This video concludes the course on Emulating Switch/Case in Python. In this lesson you’ll see a real world example of how you to emulate switch/case using a Python dictionary and lambda functions :

Python
def dispatch_dict(operator, x, y):
    return {
        'add': lambda: x + y,
        'sub': lambda: x - y,
        'mul': lambda: x * y,
        'div': lambda: x / y,
    }.get(operator, lambda: None)()

You’ll also see a potential downside of using this method.

00:00 All right, so let’s take a look at a little bit more realistic example, a little bit more complex example. So, I’ve got some code here that is an if statement that would do the dispatch for us.

00:13 The idea for this would be,

00:16 maybe we’re implementing some kind of virtual machine and want to be able to pass it an operator and two operands, and then it would look up the operator and then carry out some operation based on that, right?

00:28 Like, it would either add the two numbers, or subtract them, or multiply them, or divide them. So, you know, it’s just a little toy example here. Okay, so just to show you how you would use this function,

00:40 we’re going to call the function, and then we would pass the instruction or the operator to it—so in this case we want multiplication—and then we would pass two values to it.

00:49 And the result of that—we would expect the result of that to be 16, right? 2 * 8. And this would just kind of go through that if, and say, “Okay, well, we’re looking for the operator == 'mul', so I’m just going to return x * y.” This is how this would work.

01:06 Now, if we wanted to implement the same function using this dictionary as a switch/case emulation of sorts, then it would look a little bit different. And I’m introducing another Python feature here into the mix, so let’s just walk through that. All right, so this would actually be a little bit shorter.

01:28 What this function would do,

01:31 it would create a dictionary, and then it would define these handler functions with a bunch of lambdas here. So, this is a way for us to not have to define these handle_add(), and handle_sub(), and all these helper functions separately—but we can kind of keep that actual behavior inline, here.

01:50 Then, we’re using—well, we’re creating this dictionary and then we’re using the .get() method on the dictionary with the operator and our default is just returning None.

02:03 So, you might’ve seen here, this ifif we fall through all of the cases and none of them match—the Python does an implicit return None here at the end.

02:14 We could also explicitly add that, and it would probably be better for real-world code, like, doing something like this or just doing something like this where there’s just no way we can fall through. I mean, in this case, they would both be equivalent, so I wanted to remove that to kind of show how terse this could also be. But, really, here you can see that this is equivalent to this code up here, and it looks kind of nice. I mean, it’s not exactly a switch/case statement, and there’s actually one big downside to this that I want to mention as well, but it works kind of nicely, and it can be a good way to work in these dispatch situations where you want to map some condition to some kind of behavior.
================
In the switch/case excerpt, what result is expected when the function is called with the 'mul' operator and the values 2 and 8? The listing that follows has no connection to the switch/case excerpt.

- Provided data
================
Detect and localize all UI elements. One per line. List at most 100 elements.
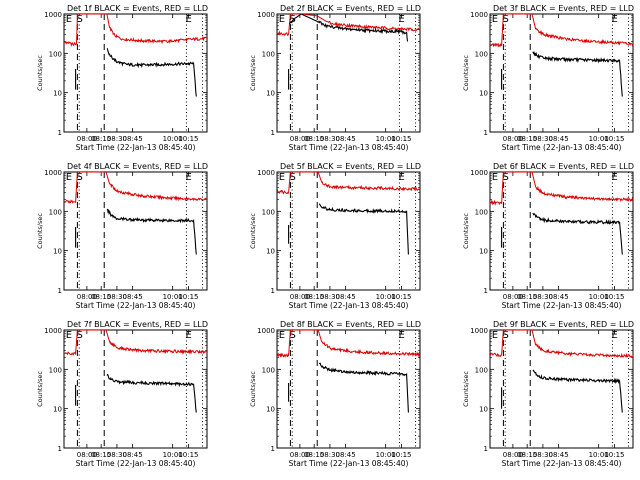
================
- Reply to the task
16